OBJECTIVE: Which lines include the word "thường"? Copy each of them.

[START PROVIDED INFORMATION]

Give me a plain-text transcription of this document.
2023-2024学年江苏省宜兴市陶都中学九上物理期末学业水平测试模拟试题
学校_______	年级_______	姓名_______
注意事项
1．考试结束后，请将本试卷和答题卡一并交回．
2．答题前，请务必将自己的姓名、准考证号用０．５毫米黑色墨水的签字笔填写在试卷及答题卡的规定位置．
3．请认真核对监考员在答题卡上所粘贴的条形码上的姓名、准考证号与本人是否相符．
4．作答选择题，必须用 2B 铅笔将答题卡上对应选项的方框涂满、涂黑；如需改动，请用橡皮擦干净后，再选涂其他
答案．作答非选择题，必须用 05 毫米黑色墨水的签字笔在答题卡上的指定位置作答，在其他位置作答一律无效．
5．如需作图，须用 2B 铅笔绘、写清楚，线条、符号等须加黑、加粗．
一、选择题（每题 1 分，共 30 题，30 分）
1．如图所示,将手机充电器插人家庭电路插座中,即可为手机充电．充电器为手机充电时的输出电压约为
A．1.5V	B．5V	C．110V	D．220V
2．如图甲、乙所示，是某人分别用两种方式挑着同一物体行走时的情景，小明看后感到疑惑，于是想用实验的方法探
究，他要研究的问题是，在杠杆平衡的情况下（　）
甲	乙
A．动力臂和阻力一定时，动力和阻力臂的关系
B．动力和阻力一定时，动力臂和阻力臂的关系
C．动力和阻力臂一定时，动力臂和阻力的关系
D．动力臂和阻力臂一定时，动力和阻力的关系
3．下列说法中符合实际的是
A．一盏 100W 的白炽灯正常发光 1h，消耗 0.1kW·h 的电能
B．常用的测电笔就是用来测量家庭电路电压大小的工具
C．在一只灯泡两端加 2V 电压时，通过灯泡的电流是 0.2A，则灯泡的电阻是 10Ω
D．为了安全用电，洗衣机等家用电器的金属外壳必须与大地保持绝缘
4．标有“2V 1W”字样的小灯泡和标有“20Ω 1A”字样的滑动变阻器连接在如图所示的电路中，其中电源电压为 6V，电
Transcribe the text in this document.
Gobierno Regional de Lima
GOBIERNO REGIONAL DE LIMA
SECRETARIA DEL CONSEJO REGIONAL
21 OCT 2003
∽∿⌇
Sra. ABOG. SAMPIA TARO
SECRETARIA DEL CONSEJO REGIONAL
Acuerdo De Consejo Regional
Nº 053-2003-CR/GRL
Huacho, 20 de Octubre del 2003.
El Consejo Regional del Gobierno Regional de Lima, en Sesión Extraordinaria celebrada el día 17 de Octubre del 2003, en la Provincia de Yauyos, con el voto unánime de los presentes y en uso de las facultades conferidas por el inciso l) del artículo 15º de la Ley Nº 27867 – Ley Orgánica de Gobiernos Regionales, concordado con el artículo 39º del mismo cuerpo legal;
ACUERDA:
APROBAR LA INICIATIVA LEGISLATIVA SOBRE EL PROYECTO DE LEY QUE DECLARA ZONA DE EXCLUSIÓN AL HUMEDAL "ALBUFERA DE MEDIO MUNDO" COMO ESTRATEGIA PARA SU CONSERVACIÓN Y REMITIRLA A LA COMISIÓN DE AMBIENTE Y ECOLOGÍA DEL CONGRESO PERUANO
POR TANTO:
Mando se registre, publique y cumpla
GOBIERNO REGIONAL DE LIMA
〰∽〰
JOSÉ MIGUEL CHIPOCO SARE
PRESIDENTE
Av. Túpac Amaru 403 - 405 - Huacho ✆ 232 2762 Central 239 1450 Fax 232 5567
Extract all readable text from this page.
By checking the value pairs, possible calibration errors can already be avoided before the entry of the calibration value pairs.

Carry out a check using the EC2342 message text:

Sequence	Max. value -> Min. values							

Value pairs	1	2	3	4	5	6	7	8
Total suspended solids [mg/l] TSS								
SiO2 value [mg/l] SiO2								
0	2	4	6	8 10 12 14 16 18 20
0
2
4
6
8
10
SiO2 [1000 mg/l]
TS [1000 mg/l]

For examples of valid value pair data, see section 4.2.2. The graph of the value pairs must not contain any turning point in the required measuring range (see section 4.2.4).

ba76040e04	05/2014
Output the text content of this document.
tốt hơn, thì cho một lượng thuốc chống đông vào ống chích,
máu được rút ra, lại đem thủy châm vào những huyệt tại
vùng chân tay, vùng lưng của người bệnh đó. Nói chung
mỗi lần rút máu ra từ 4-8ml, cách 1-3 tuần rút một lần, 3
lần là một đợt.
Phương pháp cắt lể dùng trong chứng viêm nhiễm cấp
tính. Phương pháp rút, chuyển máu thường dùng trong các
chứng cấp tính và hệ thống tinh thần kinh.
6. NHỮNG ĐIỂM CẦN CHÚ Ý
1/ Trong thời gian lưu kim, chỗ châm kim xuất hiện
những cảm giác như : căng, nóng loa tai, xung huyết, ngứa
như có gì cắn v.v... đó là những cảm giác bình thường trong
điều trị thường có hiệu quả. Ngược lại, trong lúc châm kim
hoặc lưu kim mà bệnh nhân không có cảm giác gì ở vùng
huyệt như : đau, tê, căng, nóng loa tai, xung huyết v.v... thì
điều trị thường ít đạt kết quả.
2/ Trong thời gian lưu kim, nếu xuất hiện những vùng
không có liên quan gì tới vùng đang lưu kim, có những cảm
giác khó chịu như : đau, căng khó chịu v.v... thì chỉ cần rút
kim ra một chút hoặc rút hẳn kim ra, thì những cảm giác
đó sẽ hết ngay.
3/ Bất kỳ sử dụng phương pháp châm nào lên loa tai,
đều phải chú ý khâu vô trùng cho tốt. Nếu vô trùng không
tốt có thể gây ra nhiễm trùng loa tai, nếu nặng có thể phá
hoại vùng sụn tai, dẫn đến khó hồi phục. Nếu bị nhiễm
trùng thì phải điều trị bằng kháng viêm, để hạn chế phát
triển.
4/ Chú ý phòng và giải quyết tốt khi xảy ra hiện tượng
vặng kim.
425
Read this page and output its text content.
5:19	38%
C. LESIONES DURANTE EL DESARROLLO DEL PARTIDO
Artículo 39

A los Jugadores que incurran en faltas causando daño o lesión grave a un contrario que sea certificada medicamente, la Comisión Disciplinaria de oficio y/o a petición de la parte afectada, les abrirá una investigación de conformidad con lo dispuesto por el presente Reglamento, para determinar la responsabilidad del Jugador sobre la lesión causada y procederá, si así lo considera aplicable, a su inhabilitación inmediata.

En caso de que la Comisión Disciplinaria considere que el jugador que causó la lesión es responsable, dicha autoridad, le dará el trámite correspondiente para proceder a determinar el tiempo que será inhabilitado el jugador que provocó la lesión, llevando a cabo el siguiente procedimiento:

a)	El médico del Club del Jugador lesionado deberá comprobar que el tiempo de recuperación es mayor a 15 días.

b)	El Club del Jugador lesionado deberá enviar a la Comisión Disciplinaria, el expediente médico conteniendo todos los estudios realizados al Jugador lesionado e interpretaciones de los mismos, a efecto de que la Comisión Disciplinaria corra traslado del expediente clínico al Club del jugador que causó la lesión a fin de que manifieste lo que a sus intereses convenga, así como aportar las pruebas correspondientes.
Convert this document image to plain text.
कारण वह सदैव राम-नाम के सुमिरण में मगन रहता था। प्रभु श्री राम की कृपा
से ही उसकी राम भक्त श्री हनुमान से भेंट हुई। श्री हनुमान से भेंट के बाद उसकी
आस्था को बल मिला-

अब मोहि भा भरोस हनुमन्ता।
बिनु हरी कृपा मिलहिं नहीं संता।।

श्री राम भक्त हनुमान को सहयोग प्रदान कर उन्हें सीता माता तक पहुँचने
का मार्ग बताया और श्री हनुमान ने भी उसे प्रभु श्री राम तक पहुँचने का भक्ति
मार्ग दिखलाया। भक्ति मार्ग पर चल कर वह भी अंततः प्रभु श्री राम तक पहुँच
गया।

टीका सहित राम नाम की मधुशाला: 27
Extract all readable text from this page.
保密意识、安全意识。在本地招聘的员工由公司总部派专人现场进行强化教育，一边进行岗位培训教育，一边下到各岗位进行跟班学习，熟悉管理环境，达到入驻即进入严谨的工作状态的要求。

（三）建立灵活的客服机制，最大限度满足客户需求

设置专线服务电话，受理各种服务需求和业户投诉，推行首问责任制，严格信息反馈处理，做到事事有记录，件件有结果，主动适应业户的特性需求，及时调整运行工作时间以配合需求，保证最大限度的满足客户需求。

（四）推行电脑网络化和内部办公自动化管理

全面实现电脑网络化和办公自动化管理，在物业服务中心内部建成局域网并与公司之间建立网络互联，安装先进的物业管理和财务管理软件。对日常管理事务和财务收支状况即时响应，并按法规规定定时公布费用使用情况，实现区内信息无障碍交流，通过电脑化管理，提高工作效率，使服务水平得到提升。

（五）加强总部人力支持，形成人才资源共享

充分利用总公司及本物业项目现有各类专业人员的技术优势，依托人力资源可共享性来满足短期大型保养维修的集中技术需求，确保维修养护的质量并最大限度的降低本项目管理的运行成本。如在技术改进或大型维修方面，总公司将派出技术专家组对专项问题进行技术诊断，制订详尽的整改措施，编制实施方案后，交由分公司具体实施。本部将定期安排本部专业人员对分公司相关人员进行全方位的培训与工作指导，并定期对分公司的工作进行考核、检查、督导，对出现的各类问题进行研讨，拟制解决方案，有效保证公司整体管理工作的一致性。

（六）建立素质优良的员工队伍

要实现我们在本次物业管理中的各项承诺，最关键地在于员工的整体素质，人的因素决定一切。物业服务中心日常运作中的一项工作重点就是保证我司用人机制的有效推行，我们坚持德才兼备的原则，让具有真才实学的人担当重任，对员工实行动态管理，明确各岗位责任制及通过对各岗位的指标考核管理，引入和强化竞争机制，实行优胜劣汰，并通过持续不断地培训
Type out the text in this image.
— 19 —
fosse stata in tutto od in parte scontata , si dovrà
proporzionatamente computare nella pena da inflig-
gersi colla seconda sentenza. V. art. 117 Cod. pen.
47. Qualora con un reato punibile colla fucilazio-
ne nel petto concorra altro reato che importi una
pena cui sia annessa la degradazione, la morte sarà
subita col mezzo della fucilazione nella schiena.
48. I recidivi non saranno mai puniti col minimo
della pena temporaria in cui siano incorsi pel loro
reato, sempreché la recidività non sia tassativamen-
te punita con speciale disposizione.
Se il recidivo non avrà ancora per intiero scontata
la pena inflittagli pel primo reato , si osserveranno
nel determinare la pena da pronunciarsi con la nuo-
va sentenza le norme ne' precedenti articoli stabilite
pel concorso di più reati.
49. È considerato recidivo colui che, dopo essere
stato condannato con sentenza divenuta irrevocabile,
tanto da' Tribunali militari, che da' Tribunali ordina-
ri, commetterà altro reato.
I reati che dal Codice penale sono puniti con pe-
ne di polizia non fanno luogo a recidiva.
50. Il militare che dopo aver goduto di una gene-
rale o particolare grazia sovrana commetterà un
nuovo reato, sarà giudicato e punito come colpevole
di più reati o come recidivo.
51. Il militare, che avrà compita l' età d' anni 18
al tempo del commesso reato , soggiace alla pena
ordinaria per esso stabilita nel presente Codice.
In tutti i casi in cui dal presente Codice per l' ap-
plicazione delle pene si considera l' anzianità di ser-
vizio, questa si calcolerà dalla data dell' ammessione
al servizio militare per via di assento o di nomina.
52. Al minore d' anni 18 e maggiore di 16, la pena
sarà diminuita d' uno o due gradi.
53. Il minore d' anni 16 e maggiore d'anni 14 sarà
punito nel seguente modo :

[END PROVIDED INFORMATION]

EXERCISE ANSWER:
tính. Phương pháp rút, chuyển máu thường dùng trong các
như có gì cắn v.v... đó là những cảm giác bình thường trong
điều trị thường có hiệu quả. Ngược lại, trong lúc châm kim
điều trị thường ít đạt kết quả.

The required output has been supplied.